— START —

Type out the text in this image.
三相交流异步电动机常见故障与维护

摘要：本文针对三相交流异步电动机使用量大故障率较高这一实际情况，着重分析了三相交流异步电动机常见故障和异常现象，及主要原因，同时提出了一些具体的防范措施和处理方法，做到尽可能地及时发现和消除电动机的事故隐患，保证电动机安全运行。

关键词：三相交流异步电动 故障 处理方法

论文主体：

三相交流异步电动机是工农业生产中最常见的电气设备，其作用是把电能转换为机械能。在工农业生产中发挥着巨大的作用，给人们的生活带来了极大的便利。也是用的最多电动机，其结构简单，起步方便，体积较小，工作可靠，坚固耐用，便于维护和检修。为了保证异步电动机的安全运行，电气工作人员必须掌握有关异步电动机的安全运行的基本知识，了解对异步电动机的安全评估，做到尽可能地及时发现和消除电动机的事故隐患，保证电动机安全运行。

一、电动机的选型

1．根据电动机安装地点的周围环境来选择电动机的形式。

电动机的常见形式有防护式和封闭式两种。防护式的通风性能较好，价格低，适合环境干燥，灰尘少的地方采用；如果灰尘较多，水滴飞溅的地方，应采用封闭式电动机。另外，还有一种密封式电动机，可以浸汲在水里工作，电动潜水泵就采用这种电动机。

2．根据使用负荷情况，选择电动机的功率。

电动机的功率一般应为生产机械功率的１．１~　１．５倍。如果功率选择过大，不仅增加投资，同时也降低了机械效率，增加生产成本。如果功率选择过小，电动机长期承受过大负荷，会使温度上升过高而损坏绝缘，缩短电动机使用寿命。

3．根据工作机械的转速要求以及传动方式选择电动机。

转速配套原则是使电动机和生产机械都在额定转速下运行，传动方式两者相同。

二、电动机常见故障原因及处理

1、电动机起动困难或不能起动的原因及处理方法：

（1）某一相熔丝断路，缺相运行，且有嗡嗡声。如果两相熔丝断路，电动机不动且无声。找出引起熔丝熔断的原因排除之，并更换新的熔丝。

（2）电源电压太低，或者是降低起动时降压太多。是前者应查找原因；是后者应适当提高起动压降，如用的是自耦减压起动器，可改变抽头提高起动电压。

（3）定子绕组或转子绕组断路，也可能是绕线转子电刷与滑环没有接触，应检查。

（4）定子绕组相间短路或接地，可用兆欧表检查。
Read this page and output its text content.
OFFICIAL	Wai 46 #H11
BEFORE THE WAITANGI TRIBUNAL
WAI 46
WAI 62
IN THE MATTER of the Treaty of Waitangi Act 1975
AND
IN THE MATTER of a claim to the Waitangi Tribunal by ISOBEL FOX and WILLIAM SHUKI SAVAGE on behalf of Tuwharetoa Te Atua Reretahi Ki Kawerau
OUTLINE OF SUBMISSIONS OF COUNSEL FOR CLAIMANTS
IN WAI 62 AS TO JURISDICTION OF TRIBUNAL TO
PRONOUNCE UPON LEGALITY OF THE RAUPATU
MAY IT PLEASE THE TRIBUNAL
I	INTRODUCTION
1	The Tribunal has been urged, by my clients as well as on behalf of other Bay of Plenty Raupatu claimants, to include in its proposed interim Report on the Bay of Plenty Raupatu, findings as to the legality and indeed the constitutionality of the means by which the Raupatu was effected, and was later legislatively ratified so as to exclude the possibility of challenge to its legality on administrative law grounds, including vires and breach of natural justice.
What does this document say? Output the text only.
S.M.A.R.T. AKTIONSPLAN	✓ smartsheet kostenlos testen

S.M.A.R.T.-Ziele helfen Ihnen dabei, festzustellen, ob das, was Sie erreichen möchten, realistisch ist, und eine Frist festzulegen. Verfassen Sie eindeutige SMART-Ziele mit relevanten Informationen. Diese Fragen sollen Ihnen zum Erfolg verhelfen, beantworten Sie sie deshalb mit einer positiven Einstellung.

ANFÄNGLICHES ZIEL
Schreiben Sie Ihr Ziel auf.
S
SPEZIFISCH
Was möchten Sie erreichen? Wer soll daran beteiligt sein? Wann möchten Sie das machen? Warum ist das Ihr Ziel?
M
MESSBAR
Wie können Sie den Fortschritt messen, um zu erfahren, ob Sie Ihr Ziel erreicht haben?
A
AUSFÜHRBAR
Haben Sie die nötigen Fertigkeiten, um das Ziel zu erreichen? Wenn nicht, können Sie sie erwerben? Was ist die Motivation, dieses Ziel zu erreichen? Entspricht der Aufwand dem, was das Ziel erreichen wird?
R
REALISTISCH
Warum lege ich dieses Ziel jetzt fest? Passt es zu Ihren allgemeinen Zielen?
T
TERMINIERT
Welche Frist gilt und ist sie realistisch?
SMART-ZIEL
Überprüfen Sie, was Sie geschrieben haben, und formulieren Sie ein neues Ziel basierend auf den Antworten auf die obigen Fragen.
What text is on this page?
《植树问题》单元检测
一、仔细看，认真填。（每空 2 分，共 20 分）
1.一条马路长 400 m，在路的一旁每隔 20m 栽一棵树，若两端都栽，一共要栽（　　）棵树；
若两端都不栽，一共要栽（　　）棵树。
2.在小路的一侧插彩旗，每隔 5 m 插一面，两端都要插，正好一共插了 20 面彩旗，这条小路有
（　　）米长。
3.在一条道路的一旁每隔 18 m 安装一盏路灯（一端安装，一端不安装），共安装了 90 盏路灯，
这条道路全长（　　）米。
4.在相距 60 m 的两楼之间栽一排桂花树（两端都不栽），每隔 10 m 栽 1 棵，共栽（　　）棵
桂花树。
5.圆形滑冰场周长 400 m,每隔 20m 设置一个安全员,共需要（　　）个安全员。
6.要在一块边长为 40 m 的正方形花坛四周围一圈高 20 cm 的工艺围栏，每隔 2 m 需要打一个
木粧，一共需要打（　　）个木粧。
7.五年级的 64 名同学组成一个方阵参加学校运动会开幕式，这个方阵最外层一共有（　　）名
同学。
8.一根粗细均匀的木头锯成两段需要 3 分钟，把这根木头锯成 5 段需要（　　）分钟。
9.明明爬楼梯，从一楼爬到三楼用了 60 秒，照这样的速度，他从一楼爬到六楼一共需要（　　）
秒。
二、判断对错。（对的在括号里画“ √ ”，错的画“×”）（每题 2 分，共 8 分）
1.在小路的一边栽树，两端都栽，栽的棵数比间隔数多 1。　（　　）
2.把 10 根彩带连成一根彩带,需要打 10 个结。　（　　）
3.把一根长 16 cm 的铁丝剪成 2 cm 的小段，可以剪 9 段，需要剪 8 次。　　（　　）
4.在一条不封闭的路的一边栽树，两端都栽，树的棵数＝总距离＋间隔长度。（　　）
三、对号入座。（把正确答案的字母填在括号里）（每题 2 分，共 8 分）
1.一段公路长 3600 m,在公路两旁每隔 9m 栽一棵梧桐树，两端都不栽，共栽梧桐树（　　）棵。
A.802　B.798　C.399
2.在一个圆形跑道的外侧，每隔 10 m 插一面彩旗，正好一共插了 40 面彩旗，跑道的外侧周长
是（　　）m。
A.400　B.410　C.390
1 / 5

— END —

=== Exercise details ===
Search the data above for the string "möchten" and copy each line that has it.

=== Completed task ===
S.M.A.R.T.-Ziele helfen Ihnen dabei, festzustellen, ob das, was Sie erreichen möchten, realistisch ist, und eine Frist festzulegen. Verfassen Sie eindeutige SMART-Ziele mit relevanten Informationen. Diese Fragen sollen Ihnen zum Erfolg verhelfen, beantworten Sie sie deshalb mit einer positiven Einstellung.
Was möchten Sie erreichen? Wer soll daran beteiligt sein? Wann möchten Sie das machen? Warum ist das Ihr Ziel?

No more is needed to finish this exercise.